→ **WORKING DATA**
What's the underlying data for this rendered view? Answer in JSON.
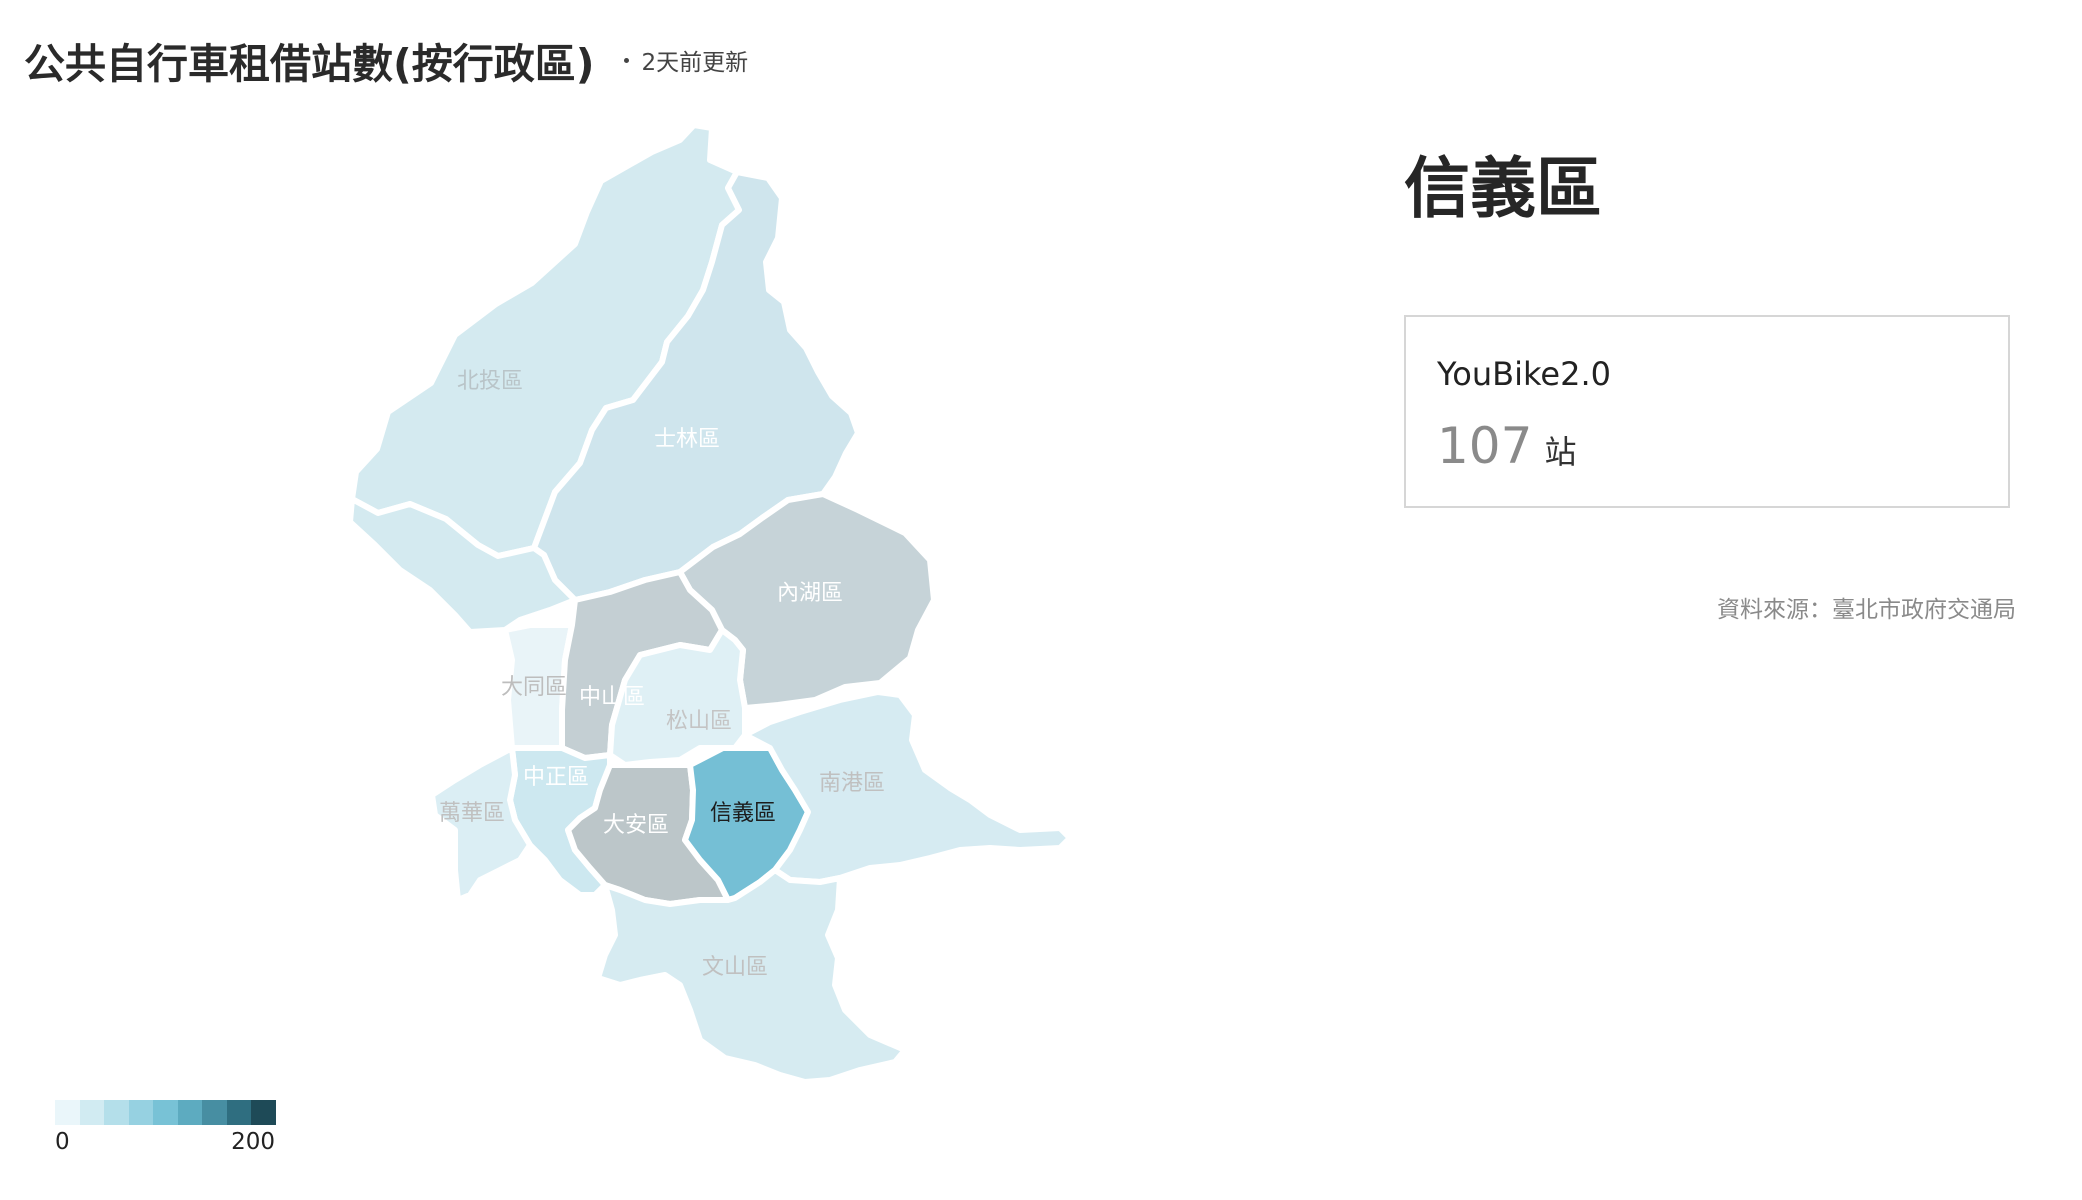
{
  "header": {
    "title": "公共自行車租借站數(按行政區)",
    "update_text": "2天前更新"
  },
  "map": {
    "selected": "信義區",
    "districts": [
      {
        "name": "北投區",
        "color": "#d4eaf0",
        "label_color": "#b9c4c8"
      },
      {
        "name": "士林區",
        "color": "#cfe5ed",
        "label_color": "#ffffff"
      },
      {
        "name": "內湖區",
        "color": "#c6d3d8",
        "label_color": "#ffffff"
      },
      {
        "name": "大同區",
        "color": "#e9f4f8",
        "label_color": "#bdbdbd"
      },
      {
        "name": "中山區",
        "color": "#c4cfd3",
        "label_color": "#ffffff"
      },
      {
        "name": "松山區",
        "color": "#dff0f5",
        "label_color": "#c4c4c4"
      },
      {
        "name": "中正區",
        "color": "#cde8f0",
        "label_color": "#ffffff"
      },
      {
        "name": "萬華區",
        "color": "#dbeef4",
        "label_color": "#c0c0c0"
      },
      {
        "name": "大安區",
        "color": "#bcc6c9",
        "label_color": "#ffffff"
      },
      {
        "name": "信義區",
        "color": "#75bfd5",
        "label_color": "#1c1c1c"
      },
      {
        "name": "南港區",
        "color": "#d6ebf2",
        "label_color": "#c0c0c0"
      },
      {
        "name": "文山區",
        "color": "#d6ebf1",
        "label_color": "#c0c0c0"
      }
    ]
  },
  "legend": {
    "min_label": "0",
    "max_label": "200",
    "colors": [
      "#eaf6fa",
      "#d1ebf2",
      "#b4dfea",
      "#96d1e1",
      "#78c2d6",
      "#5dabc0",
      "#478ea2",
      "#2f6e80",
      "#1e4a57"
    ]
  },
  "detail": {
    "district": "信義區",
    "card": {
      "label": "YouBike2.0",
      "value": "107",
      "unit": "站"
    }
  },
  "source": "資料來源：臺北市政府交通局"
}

→ **STATED EXERCISE**
Omit the pictures and restate the rest of the records verbatim.

→ **COMPLETE OUTPUT**
What's the underlying data for this rendered view? Answer in JSON.
{
  "header": {
    "title": "公共自行車租借站數(按行政區)",
    "update_text": "2天前更新"
  },
  "map": {
    "selected": "信義區",
    "districts": [
      {
        "name": "北投區",
        "color": "#d4eaf0",
        "label_color": "#b9c4c8"
      },
      {
        "name": "士林區",
        "color": "#cfe5ed",
        "label_color": "#ffffff"
      },
      {
        "name": "內湖區",
        "color": "#c6d3d8",
        "label_color": "#ffffff"
      },
      {
        "name": "大同區",
        "color": "#e9f4f8",
        "label_color": "#bdbdbd"
      },
      {
        "name": "中山區",
        "color": "#c4cfd3",
        "label_color": "#ffffff"
      },
      {
        "name": "松山區",
        "color": "#dff0f5",
        "label_color": "#c4c4c4"
      },
      {
        "name": "中正區",
        "color": "#cde8f0",
        "label_color": "#ffffff"
      },
      {
        "name": "萬華區",
        "color": "#dbeef4",
        "label_color": "#c0c0c0"
      },
      {
        "name": "大安區",
        "color": "#bcc6c9",
        "label_color": "#ffffff"
      },
      {
        "name": "信義區",
        "color": "#75bfd5",
        "label_color": "#1c1c1c"
      },
      {
        "name": "南港區",
        "color": "#d6ebf2",
        "label_color": "#c0c0c0"
      },
      {
        "name": "文山區",
        "color": "#d6ebf1",
        "label_color": "#c0c0c0"
      }
    ]
  },
  "legend": {
    "min_label": "0",
    "max_label": "200",
    "colors": [
      "#eaf6fa",
      "#d1ebf2",
      "#b4dfea",
      "#96d1e1",
      "#78c2d6",
      "#5dabc0",
      "#478ea2",
      "#2f6e80",
      "#1e4a57"
    ]
  },
  "detail": {
    "district": "信義區",
    "card": {
      "label": "YouBike2.0",
      "value": "107",
      "unit": "站"
    }
  },
  "source": "資料來源：臺北市政府交通局"
}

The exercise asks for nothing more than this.